__WHAT TO PRODUCE__
Pull each line holding the word "дней" from the data.

[Dataset items]
= = = = = = =

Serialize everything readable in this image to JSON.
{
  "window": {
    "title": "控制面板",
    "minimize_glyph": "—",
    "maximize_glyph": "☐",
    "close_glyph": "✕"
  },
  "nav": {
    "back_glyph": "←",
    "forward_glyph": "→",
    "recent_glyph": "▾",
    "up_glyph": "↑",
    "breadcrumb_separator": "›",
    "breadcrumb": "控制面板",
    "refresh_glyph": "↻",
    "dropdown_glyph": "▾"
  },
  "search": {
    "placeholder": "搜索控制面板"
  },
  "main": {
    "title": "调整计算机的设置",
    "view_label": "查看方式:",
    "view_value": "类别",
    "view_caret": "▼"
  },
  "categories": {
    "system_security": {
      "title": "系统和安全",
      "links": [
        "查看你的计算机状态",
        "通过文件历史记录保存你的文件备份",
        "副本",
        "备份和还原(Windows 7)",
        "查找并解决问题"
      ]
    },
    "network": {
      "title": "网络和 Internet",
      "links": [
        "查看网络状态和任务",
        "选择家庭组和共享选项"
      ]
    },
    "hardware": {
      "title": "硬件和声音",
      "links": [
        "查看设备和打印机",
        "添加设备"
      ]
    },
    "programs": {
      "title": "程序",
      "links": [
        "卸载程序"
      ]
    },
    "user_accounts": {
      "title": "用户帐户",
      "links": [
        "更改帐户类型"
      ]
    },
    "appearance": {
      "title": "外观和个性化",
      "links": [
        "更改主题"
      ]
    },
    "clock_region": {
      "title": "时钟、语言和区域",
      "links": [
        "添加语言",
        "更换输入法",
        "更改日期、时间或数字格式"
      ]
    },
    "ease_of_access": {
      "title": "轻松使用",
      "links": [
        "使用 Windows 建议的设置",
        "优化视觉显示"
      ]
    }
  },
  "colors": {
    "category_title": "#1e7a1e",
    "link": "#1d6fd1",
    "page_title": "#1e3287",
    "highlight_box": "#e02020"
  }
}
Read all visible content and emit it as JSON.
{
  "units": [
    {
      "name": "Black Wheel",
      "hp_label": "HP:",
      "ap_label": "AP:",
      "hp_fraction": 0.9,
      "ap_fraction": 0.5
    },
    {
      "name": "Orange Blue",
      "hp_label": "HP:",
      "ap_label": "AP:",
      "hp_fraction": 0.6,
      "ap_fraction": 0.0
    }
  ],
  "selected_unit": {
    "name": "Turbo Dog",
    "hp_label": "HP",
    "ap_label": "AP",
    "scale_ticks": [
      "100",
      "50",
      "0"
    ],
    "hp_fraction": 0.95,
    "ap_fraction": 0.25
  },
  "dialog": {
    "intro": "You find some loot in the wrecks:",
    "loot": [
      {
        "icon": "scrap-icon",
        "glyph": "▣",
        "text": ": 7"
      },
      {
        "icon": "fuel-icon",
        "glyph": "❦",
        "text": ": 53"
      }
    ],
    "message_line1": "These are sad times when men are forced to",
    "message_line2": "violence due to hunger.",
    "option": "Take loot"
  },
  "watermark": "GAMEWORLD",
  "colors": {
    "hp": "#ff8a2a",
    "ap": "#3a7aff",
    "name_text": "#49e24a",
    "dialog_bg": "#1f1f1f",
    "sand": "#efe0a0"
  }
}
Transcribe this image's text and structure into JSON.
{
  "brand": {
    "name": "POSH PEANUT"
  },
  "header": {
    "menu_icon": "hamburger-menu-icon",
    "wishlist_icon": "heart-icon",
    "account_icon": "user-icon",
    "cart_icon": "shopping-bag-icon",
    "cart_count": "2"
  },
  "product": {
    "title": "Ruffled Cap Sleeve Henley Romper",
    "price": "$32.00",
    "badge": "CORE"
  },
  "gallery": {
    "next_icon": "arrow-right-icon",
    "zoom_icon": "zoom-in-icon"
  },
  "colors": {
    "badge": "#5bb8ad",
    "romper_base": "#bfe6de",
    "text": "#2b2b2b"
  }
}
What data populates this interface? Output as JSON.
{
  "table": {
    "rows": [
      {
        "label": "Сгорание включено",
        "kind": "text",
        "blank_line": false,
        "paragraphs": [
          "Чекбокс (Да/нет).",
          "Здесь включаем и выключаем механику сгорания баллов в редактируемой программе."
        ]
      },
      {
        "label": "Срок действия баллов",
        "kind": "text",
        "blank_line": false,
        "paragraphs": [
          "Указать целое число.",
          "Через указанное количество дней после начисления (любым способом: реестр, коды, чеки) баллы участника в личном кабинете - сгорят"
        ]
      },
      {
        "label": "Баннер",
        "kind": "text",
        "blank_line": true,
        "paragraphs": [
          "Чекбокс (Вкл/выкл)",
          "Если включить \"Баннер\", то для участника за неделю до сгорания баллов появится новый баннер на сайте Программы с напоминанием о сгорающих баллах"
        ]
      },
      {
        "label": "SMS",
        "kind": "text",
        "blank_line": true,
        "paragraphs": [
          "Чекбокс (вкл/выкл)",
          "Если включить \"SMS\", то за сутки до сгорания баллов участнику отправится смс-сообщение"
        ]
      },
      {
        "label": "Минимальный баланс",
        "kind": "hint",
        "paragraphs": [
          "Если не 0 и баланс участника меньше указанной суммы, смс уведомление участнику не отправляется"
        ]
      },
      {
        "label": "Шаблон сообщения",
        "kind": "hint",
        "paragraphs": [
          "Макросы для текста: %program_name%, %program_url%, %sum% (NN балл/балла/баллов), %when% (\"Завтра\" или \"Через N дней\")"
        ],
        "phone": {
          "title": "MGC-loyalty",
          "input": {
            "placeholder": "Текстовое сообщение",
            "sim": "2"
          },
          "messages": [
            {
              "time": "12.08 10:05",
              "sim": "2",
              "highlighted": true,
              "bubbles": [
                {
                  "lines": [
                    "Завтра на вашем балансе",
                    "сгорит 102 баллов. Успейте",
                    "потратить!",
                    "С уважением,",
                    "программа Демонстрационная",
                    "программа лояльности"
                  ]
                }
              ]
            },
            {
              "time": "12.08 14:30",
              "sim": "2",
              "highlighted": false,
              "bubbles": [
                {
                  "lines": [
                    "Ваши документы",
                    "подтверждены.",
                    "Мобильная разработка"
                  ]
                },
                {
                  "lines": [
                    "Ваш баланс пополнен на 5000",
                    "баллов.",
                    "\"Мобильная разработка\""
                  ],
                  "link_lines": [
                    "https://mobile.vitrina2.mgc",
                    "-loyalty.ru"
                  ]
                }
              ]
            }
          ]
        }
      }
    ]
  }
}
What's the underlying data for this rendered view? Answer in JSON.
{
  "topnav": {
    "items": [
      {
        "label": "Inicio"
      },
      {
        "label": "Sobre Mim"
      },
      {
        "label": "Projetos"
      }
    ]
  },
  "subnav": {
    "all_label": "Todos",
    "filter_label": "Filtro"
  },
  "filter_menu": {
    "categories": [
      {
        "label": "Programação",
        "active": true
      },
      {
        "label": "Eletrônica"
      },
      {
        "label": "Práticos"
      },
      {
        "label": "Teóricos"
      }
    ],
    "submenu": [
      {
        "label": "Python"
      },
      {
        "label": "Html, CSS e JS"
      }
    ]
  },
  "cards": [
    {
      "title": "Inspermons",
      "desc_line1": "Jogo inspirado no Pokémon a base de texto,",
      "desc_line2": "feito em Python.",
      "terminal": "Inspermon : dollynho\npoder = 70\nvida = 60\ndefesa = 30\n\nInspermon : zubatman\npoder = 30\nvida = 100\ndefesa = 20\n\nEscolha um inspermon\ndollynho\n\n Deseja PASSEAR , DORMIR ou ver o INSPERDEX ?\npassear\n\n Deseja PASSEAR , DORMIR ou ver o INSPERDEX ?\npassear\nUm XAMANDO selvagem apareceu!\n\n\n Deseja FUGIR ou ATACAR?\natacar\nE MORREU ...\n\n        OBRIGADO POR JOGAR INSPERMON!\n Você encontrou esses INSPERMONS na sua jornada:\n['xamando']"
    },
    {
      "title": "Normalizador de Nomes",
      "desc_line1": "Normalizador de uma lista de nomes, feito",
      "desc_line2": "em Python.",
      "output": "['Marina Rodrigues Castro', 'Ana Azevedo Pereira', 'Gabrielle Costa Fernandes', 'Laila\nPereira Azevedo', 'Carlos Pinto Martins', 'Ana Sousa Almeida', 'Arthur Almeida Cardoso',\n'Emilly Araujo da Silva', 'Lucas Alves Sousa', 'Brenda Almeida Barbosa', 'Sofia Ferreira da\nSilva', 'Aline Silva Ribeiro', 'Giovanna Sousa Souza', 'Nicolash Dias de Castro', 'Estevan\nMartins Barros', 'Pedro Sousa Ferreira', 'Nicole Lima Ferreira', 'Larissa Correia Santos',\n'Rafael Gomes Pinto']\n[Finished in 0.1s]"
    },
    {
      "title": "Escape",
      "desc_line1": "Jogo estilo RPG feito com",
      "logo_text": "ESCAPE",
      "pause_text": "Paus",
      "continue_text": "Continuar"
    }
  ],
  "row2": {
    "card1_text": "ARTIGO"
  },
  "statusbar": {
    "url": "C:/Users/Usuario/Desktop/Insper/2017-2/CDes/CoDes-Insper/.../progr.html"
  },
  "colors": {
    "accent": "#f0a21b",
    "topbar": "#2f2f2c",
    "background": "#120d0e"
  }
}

= = = = = = =

__FINISHED TASK__
          "Через указанное количество дней после начисления (любым способом: реестр, коды, чеки) баллы участника в личном кабинете - сгорят"
          "Макросы для текста: %program_name%, %program_url%, %sum% (NN балл/балла/баллов), %when% (\"Завтра\" или \"Через N дней\")"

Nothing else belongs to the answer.